→ DIRECTIONS FOR THIS TASK
Output the data exactly, with every line intact.

[START MATERIAL FOR THE TASK]

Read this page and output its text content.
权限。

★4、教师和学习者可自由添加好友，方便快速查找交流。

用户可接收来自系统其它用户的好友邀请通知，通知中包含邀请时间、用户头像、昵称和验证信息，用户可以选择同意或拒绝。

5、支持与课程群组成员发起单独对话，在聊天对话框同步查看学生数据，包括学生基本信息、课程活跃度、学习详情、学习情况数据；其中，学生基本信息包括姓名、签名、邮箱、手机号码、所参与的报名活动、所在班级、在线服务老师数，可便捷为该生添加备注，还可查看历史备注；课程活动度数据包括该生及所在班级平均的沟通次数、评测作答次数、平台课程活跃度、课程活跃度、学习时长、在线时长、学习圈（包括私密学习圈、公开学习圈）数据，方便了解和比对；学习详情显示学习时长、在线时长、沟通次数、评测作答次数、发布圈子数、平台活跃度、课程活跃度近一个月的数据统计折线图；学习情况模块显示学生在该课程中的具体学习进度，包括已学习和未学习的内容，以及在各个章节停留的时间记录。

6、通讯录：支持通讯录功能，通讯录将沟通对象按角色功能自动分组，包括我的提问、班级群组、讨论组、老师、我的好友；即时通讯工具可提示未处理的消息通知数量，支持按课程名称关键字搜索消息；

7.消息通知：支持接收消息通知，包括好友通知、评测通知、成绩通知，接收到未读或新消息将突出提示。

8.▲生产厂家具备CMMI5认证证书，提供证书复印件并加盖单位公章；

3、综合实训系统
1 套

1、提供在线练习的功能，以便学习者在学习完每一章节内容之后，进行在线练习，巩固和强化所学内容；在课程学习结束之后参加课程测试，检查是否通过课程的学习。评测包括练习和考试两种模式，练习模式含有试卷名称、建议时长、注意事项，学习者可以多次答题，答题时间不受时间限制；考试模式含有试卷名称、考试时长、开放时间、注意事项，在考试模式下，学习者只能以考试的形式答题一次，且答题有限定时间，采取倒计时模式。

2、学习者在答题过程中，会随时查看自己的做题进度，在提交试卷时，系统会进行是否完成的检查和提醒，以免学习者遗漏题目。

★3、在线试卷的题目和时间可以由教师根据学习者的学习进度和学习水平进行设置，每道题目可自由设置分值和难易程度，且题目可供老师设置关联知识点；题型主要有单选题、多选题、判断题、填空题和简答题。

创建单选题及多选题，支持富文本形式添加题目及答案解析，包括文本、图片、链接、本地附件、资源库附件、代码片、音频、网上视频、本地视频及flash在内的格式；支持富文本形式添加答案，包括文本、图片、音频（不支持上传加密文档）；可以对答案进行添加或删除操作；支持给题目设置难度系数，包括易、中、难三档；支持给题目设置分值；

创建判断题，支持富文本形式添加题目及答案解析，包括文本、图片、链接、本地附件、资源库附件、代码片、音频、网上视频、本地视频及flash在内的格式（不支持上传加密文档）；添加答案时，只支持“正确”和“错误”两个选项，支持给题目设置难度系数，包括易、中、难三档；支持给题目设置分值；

[END MATERIAL FOR THE TASK]

→ THE REPLY
Read this page and output its text content.
权限。

★4、教师和学习者可自由添加好友，方便快速查找交流。

用户可接收来自系统其它用户的好友邀请通知，通知中包含邀请时间、用户头像、昵称和验证信息，用户可以选择同意或拒绝。

5、支持与课程群组成员发起单独对话，在聊天对话框同步查看学生数据，包括学生基本信息、课程活跃度、学习详情、学习情况数据；其中，学生基本信息包括姓名、签名、邮箱、手机号码、所参与的报名活动、所在班级、在线服务老师数，可便捷为该生添加备注，还可查看历史备注；课程活动度数据包括该生及所在班级平均的沟通次数、评测作答次数、平台课程活跃度、课程活跃度、学习时长、在线时长、学习圈（包括私密学习圈、公开学习圈）数据，方便了解和比对；学习详情显示学习时长、在线时长、沟通次数、评测作答次数、发布圈子数、平台活跃度、课程活跃度近一个月的数据统计折线图；学习情况模块显示学生在该课程中的具体学习进度，包括已学习和未学习的内容，以及在各个章节停留的时间记录。

6、通讯录：支持通讯录功能，通讯录将沟通对象按角色功能自动分组，包括我的提问、班级群组、讨论组、老师、我的好友；即时通讯工具可提示未处理的消息通知数量，支持按课程名称关键字搜索消息；

7.消息通知：支持接收消息通知，包括好友通知、评测通知、成绩通知，接收到未读或新消息将突出提示。

8.▲生产厂家具备CMMI5认证证书，提供证书复印件并加盖单位公章；

3、综合实训系统
1 套

1、提供在线练习的功能，以便学习者在学习完每一章节内容之后，进行在线练习，巩固和强化所学内容；在课程学习结束之后参加课程测试，检查是否通过课程的学习。评测包括练习和考试两种模式，练习模式含有试卷名称、建议时长、注意事项，学习者可以多次答题，答题时间不受时间限制；考试模式含有试卷名称、考试时长、开放时间、注意事项，在考试模式下，学习者只能以考试的形式答题一次，且答题有限定时间，采取倒计时模式。

2、学习者在答题过程中，会随时查看自己的做题进度，在提交试卷时，系统会进行是否完成的检查和提醒，以免学习者遗漏题目。

★3、在线试卷的题目和时间可以由教师根据学习者的学习进度和学习水平进行设置，每道题目可自由设置分值和难易程度，且题目可供老师设置关联知识点；题型主要有单选题、多选题、判断题、填空题和简答题。

创建单选题及多选题，支持富文本形式添加题目及答案解析，包括文本、图片、链接、本地附件、资源库附件、代码片、音频、网上视频、本地视频及flash在内的格式；支持富文本形式添加答案，包括文本、图片、音频（不支持上传加密文档）；可以对答案进行添加或删除操作；支持给题目设置难度系数，包括易、中、难三档；支持给题目设置分值；

创建判断题，支持富文本形式添加题目及答案解析，包括文本、图片、链接、本地附件、资源库附件、代码片、音频、网上视频、本地视频及flash在内的格式（不支持上传加密文档）；添加答案时，只支持“正确”和“错误”两个选项，支持给题目设置难度系数，包括易、中、难三档；支持给题目设置分值；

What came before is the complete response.